> Directions: Reproduce every entry exactly, without alteration.
begin
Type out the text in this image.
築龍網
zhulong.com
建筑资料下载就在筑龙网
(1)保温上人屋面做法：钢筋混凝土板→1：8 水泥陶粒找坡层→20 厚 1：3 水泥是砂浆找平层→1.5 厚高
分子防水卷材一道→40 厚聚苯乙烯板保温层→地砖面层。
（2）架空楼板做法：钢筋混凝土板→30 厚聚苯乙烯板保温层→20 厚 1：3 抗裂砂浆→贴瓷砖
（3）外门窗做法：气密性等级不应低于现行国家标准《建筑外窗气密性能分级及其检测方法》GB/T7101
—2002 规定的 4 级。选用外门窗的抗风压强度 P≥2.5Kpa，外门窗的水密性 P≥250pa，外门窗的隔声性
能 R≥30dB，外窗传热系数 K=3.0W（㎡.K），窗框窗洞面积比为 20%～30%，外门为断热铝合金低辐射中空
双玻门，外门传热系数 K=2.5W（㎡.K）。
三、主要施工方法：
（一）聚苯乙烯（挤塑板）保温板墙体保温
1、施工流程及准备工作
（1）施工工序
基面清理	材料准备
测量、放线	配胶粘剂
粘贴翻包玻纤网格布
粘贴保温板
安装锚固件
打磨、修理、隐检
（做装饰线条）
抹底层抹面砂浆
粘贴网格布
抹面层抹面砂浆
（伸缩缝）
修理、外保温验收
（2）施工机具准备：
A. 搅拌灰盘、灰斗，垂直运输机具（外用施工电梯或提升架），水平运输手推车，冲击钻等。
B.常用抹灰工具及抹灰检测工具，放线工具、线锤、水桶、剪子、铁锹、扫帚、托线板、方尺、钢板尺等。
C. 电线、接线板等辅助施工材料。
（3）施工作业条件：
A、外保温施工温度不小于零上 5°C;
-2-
end
> Result of this task:
Type out the text in this image.
築龍網
zhulong.com
建筑资料下载就在筑龙网
(1)保温上人屋面做法：钢筋混凝土板→1：8 水泥陶粒找坡层→20 厚 1：3 水泥是砂浆找平层→1.5 厚高
分子防水卷材一道→40 厚聚苯乙烯板保温层→地砖面层。
（2）架空楼板做法：钢筋混凝土板→30 厚聚苯乙烯板保温层→20 厚 1：3 抗裂砂浆→贴瓷砖
（3）外门窗做法：气密性等级不应低于现行国家标准《建筑外窗气密性能分级及其检测方法》GB/T7101
—2002 规定的 4 级。选用外门窗的抗风压强度 P≥2.5Kpa，外门窗的水密性 P≥250pa，外门窗的隔声性
能 R≥30dB，外窗传热系数 K=3.0W（㎡.K），窗框窗洞面积比为 20%～30%，外门为断热铝合金低辐射中空
双玻门，外门传热系数 K=2.5W（㎡.K）。
三、主要施工方法：
（一）聚苯乙烯（挤塑板）保温板墙体保温
1、施工流程及准备工作
（1）施工工序
基面清理	材料准备
测量、放线	配胶粘剂
粘贴翻包玻纤网格布
粘贴保温板
安装锚固件
打磨、修理、隐检
（做装饰线条）
抹底层抹面砂浆
粘贴网格布
抹面层抹面砂浆
（伸缩缝）
修理、外保温验收
（2）施工机具准备：
A. 搅拌灰盘、灰斗，垂直运输机具（外用施工电梯或提升架），水平运输手推车，冲击钻等。
B.常用抹灰工具及抹灰检测工具，放线工具、线锤、水桶、剪子、铁锹、扫帚、托线板、方尺、钢板尺等。
C. 电线、接线板等辅助施工材料。
（3）施工作业条件：
A、外保温施工温度不小于零上 5°C;
-2-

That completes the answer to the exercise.